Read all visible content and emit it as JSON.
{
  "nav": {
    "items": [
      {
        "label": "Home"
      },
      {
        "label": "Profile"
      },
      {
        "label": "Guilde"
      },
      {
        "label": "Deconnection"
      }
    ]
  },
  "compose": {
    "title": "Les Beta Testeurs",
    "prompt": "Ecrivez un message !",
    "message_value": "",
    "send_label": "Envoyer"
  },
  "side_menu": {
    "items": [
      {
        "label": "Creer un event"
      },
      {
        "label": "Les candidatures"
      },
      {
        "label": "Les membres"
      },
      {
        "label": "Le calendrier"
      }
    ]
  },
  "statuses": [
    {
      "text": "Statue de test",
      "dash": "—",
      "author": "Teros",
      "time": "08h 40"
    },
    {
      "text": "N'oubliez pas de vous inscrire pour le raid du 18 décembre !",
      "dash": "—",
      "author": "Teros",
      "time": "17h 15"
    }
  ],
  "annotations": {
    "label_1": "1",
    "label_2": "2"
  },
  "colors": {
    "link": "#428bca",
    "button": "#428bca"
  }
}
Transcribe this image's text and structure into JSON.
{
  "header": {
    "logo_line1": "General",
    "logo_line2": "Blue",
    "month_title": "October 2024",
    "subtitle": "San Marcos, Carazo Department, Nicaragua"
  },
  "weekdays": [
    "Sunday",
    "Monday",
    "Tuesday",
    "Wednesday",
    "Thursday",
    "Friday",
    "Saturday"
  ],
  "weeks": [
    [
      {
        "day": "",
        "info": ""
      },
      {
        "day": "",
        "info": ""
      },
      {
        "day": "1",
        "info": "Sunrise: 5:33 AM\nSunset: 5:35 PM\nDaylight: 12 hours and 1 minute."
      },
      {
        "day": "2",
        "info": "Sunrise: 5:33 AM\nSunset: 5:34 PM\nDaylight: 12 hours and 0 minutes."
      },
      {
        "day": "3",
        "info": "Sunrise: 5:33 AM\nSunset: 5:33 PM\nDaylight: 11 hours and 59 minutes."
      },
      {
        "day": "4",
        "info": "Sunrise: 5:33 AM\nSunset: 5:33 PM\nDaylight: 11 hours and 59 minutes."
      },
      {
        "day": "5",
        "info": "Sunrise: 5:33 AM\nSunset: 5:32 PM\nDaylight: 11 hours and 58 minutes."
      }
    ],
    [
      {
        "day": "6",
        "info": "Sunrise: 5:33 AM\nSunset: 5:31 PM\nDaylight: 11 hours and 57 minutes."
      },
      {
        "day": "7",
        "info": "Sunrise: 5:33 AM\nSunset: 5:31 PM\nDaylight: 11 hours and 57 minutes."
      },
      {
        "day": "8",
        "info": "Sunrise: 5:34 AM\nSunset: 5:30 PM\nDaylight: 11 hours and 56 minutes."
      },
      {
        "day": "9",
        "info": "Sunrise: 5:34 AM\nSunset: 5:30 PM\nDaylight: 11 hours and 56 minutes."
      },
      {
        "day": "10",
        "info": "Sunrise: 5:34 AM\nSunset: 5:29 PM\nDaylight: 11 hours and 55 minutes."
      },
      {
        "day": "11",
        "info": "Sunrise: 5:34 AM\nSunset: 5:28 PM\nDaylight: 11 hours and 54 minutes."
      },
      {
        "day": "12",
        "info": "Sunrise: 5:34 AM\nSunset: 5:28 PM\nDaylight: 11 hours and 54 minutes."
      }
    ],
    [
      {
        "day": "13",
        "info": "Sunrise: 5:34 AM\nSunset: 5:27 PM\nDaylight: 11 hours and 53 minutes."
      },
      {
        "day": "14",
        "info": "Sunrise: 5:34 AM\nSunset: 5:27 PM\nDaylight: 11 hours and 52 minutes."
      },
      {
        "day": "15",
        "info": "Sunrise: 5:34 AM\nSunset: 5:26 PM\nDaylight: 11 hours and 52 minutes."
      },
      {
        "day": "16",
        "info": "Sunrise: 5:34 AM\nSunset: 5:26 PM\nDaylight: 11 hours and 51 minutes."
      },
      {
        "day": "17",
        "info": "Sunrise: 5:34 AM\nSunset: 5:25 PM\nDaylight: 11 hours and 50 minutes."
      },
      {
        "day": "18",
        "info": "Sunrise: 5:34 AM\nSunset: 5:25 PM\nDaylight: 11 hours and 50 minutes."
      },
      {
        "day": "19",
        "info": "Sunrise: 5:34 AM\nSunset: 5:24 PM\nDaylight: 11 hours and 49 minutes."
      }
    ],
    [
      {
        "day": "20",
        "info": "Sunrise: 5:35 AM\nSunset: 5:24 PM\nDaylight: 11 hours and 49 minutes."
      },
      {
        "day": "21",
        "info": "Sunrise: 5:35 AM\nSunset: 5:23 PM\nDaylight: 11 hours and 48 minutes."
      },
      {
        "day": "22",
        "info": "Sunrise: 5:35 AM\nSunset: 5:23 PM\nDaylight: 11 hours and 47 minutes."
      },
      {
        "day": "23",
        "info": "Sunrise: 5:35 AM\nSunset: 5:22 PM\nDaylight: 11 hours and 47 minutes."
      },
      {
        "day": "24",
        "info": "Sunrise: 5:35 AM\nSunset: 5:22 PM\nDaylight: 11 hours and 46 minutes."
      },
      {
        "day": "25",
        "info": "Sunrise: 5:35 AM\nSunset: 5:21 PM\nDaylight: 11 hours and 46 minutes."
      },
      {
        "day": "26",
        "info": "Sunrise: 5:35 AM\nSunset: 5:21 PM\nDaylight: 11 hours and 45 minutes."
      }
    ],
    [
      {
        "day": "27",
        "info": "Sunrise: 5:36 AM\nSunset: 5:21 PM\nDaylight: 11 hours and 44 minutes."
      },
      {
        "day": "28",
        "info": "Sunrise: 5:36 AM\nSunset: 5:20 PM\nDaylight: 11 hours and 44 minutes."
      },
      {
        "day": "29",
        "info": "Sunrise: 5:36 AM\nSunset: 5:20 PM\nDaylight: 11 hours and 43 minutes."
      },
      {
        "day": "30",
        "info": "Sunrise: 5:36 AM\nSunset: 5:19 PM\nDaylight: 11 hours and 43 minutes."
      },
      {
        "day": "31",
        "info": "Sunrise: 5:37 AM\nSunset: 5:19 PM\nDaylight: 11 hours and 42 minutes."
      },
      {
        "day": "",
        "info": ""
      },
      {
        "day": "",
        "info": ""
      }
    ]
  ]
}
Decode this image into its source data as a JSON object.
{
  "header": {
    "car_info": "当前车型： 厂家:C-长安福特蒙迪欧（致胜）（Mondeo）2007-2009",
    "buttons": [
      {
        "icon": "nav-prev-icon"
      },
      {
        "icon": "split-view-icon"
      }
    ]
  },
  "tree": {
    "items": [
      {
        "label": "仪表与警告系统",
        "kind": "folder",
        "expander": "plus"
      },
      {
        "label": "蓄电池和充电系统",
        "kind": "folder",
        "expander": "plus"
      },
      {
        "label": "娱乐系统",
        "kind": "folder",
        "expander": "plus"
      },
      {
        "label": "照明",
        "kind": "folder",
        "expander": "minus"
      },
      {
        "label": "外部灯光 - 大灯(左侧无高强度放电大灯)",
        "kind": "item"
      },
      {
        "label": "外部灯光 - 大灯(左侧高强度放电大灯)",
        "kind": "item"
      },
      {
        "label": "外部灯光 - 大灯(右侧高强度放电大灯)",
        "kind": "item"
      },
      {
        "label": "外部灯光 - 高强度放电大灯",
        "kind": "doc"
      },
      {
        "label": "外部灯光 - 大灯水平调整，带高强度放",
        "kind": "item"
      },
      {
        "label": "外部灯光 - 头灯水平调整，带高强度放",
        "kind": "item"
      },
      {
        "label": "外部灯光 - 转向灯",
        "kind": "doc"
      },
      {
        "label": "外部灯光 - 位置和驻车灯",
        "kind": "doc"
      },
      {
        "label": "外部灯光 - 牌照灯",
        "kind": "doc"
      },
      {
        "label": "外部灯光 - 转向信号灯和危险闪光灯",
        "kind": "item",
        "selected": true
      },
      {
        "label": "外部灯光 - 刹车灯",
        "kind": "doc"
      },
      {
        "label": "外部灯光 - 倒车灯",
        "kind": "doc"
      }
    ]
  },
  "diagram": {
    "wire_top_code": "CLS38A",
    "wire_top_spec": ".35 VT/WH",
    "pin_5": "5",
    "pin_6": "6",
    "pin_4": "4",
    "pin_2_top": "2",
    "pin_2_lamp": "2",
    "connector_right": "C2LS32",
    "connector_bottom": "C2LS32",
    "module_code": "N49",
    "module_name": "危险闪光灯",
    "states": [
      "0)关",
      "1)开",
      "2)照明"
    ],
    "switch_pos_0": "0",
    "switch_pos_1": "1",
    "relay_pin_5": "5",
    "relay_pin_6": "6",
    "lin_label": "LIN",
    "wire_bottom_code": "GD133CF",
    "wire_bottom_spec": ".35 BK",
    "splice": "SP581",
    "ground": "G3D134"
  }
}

:::

- _Task objective_
Search the entries for the word "JSON" and gather every line where it appears.

- _Worked answer_
Read all visible content and emit it as JSON.
Transcribe this image's text and structure into JSON.
Decode this image into its source data as a JSON object.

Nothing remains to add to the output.